[Start]
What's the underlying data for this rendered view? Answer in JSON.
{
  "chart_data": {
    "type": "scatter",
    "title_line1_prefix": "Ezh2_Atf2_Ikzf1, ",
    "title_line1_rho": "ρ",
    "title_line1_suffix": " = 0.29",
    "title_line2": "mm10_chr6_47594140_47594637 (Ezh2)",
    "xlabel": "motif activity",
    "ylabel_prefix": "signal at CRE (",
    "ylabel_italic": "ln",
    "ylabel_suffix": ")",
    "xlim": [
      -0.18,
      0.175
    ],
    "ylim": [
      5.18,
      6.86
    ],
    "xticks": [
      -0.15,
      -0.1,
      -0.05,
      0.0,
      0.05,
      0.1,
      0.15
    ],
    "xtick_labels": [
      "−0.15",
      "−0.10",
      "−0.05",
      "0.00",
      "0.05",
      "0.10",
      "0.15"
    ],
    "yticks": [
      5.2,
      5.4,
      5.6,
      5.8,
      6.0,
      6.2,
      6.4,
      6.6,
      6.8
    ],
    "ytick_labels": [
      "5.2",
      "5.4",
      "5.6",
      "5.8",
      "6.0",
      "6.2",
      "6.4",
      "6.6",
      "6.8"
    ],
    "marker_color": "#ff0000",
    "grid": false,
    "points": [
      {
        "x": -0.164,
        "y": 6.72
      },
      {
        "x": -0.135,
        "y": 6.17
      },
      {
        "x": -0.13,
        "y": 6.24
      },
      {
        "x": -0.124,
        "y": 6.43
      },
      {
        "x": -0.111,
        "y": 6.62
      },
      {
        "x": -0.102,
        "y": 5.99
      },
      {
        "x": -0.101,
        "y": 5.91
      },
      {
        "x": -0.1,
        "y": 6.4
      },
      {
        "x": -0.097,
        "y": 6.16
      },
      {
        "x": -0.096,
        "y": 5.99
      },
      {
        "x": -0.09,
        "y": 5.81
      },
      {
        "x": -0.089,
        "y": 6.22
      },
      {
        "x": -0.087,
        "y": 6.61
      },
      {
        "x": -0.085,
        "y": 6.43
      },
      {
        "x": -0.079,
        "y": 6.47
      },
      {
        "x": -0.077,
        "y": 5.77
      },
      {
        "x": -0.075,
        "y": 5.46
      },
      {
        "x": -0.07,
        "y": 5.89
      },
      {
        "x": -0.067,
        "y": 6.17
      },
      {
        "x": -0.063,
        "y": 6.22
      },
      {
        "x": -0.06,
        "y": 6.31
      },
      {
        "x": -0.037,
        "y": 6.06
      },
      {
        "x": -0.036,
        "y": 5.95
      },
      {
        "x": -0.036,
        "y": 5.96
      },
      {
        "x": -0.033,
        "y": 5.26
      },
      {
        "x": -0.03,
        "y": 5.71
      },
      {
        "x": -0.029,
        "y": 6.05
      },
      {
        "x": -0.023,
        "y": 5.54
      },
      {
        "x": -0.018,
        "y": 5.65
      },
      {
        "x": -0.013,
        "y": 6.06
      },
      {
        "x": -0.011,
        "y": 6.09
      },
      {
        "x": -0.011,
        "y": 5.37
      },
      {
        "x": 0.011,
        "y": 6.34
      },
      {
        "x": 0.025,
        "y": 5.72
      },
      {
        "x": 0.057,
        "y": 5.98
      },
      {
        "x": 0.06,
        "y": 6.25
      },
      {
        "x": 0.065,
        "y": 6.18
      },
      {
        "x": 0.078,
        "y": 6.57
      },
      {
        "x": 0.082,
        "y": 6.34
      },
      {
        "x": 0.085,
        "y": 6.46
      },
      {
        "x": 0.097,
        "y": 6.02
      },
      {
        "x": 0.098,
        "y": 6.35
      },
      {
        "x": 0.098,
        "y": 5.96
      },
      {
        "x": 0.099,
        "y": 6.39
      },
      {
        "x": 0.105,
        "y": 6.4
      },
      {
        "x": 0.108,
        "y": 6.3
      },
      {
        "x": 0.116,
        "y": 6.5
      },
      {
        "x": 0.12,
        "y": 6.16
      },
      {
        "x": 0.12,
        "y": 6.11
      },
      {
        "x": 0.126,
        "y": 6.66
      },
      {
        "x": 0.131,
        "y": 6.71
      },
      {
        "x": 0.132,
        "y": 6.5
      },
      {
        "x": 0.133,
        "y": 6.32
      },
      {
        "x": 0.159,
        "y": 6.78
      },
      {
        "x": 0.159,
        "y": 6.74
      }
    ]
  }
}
[End]
[Start]
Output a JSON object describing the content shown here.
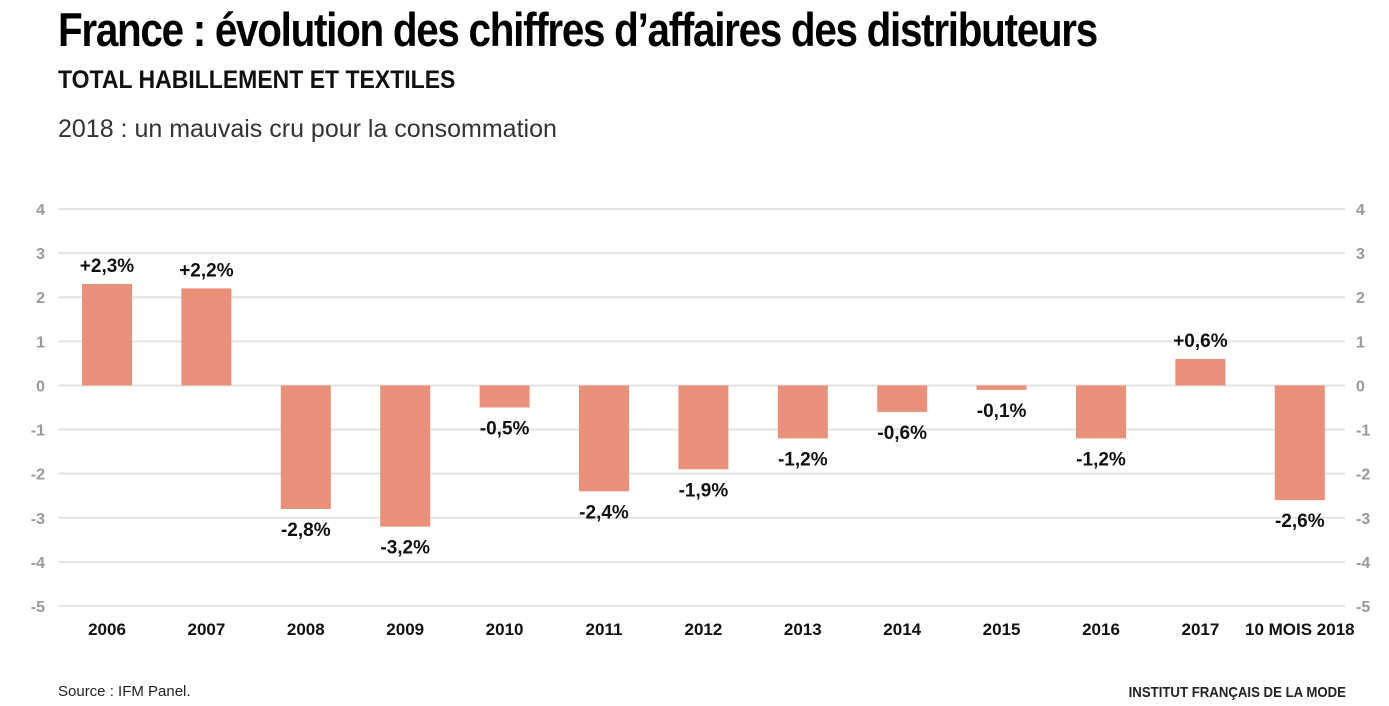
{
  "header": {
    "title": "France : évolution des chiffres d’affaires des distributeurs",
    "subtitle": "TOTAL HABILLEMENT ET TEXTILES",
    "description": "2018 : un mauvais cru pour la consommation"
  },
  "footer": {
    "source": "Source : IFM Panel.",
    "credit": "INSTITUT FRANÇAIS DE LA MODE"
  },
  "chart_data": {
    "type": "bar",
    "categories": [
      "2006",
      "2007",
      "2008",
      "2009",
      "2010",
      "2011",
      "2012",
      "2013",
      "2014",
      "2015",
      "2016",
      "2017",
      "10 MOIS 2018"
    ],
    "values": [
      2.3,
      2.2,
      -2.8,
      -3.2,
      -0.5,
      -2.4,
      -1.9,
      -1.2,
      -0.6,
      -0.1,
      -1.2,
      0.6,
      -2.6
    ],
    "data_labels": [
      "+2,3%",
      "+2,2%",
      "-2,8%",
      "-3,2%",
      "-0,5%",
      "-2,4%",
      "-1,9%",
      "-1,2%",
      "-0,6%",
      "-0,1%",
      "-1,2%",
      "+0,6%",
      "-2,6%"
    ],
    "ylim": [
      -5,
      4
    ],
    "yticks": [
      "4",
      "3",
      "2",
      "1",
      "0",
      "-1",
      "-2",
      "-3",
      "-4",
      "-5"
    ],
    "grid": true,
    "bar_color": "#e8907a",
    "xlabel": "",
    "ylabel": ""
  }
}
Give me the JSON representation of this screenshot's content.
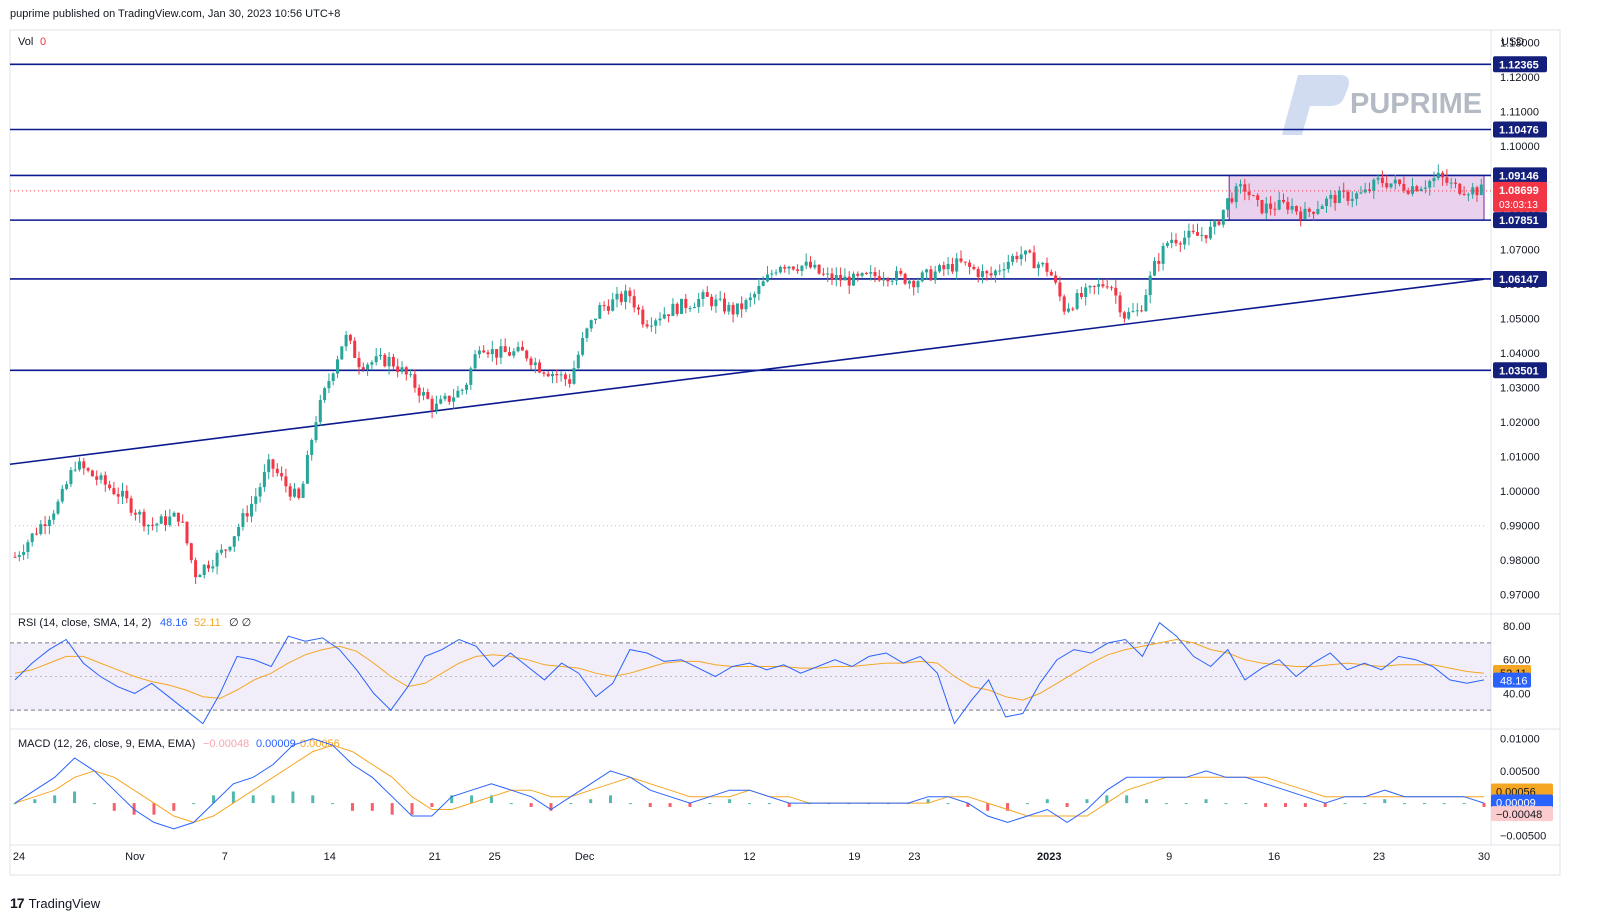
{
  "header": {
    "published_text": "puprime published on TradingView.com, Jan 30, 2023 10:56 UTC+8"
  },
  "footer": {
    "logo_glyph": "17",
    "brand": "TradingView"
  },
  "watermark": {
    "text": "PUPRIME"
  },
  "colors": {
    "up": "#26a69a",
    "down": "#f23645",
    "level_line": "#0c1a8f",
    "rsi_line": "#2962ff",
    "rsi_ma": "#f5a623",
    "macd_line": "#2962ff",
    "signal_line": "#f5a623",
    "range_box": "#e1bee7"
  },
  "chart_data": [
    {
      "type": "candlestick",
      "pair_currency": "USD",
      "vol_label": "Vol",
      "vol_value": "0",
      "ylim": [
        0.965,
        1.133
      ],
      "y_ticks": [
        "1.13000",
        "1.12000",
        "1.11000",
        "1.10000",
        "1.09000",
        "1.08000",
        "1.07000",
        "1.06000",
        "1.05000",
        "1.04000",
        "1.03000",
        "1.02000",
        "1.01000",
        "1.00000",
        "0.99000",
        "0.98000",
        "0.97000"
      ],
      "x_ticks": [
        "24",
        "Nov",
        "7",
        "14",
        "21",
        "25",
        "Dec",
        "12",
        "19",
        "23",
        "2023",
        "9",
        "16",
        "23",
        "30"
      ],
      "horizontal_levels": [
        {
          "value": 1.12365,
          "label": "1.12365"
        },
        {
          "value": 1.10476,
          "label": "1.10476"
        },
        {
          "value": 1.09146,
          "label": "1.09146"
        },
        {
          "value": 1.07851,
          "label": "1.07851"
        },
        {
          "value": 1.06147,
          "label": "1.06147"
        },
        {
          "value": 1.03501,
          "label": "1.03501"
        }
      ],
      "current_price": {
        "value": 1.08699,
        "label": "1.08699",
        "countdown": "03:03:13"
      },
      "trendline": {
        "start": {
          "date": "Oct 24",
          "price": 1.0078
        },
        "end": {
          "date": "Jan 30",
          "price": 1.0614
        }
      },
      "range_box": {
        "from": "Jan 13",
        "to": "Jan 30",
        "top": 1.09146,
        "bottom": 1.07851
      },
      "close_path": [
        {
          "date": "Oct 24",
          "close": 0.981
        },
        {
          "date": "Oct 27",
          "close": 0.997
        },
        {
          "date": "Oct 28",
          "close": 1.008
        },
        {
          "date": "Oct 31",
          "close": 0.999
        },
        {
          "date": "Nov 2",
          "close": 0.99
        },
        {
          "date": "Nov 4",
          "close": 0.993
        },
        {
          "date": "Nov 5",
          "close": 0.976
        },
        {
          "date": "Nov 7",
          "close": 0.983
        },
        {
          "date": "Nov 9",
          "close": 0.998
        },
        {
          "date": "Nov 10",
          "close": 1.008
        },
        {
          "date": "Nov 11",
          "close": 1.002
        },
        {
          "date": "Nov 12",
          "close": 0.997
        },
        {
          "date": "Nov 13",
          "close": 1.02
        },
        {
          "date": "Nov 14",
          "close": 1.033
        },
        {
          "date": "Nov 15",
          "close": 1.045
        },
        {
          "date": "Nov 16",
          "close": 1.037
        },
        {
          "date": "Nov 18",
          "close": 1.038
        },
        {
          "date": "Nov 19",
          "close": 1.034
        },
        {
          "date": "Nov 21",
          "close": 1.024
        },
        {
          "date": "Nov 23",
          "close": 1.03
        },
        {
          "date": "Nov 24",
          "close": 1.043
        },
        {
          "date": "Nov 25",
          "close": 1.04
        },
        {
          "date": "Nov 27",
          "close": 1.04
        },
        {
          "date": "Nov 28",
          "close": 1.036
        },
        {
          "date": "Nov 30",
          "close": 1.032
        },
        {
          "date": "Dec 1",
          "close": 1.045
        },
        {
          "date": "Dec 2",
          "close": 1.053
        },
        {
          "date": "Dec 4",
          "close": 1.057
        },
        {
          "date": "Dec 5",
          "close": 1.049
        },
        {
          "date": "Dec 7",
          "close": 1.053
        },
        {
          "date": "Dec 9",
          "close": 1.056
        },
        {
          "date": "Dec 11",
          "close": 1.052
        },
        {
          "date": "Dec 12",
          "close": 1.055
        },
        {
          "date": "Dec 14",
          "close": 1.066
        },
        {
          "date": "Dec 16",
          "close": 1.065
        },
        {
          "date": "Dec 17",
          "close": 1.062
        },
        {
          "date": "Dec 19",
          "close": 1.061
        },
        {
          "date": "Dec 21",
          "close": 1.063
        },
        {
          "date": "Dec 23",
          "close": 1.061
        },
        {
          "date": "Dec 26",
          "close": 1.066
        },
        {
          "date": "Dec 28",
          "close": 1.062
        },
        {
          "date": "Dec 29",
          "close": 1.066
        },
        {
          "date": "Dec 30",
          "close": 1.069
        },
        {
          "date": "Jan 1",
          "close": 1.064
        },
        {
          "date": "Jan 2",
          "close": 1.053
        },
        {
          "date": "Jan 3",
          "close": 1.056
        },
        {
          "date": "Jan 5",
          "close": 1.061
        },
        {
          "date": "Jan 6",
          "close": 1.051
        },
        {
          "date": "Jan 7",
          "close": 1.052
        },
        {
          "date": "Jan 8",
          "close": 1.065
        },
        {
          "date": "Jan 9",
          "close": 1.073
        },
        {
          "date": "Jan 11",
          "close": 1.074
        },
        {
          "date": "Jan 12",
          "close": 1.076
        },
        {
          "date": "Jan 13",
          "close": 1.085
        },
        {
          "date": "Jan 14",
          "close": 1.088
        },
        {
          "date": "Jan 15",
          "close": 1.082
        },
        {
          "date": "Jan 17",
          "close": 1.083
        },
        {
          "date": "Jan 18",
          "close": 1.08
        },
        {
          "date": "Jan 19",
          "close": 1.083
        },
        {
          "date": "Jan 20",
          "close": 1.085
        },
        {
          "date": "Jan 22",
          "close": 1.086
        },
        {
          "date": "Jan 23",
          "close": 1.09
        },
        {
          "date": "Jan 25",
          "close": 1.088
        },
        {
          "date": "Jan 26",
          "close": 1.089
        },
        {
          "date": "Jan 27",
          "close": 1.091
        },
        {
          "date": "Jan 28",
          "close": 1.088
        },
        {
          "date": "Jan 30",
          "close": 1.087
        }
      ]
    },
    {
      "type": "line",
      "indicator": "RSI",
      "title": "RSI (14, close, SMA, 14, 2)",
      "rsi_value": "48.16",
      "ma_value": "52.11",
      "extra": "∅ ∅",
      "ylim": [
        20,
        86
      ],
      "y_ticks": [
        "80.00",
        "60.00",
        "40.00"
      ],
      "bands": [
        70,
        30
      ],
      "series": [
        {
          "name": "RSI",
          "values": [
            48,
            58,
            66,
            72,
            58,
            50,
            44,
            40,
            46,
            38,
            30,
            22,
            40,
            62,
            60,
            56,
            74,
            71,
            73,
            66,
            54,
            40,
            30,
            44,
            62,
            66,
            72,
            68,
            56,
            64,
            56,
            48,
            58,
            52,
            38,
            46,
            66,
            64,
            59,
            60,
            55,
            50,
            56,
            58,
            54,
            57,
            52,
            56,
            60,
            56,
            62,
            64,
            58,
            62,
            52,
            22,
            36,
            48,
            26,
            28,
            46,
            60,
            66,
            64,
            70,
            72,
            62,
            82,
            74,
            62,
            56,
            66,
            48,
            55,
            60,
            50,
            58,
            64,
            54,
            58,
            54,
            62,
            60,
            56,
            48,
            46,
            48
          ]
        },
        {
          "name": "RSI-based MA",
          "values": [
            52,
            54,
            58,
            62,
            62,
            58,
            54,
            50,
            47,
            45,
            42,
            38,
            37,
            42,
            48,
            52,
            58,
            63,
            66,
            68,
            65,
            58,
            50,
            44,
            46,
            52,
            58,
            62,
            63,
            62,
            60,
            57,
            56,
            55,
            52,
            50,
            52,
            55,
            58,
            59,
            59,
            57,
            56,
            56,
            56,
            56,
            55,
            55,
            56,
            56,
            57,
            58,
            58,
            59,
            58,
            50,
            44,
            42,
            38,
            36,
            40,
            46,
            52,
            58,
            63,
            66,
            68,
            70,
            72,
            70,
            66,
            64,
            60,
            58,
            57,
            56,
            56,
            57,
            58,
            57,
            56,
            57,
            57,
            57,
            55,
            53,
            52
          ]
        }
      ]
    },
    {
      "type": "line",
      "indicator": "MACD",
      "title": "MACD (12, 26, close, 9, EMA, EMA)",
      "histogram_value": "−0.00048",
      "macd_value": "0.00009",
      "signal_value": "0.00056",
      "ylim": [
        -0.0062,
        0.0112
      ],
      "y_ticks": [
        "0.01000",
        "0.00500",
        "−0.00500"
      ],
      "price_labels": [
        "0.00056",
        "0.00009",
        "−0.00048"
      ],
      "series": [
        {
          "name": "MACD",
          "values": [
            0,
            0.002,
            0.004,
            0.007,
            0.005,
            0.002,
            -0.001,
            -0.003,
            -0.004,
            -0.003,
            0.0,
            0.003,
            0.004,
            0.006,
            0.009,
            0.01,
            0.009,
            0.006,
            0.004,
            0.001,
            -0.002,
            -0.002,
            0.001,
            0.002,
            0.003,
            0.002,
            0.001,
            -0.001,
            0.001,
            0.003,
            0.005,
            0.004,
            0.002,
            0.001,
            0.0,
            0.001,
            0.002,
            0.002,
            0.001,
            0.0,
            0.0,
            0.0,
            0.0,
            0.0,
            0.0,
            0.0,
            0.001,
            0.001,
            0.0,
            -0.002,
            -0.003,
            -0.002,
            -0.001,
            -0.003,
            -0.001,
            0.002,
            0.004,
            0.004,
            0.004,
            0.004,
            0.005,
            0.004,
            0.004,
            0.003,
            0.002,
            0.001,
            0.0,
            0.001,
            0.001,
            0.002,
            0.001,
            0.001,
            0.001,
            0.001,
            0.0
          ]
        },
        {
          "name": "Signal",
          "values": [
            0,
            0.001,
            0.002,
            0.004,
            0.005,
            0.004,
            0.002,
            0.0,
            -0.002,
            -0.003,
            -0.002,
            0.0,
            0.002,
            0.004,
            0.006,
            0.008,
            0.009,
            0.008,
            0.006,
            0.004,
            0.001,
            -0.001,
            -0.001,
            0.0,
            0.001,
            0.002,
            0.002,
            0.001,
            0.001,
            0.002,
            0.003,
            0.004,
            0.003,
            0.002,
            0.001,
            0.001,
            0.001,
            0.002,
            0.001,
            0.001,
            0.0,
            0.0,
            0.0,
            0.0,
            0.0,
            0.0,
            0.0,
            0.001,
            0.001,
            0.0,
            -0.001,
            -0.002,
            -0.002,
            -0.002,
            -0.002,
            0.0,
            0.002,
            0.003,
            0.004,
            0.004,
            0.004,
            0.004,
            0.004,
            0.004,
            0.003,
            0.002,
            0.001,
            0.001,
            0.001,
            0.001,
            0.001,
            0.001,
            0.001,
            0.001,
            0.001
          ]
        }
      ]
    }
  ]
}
[End]
TASK GOAL. Which lines above contain "type"? Show each of them.

SOLUTION FOR THIS TASK.
    "type": "scatter",
    "type": "bar",
      "type": "candlestick",
      "type": "line",
      "type": "line",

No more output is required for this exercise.